WORK REQUIRED - Copy out all the lines in the records that include the word "value".

MATERIAL TO PROCESS -
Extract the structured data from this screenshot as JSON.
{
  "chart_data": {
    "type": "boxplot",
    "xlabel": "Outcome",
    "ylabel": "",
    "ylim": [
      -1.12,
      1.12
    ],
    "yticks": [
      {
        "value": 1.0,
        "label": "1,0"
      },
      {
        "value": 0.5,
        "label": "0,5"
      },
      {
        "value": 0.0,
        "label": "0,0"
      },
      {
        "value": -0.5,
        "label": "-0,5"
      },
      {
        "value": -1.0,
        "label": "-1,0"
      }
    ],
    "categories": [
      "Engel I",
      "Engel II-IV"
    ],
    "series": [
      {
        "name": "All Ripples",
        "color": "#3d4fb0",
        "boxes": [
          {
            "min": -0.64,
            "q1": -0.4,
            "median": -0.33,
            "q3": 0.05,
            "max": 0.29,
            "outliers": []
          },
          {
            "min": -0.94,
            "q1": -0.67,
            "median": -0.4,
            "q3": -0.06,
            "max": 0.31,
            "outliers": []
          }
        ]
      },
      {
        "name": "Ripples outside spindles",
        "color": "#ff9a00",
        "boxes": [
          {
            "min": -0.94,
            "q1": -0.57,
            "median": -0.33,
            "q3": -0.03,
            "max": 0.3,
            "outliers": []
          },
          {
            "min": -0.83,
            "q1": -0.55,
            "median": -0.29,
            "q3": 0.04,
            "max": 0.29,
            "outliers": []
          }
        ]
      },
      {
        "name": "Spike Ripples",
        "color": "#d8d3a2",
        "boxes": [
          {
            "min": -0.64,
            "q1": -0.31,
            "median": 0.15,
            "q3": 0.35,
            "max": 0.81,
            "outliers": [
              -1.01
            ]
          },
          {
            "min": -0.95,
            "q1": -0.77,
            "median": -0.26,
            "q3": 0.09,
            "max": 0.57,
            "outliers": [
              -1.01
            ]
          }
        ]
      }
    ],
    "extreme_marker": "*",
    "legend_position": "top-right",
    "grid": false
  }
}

SOLUTION BELOW -
        "value": 1.0,
        "value": 0.5,
        "value": 0.0,
        "value": -0.5,
        "value": -1.0,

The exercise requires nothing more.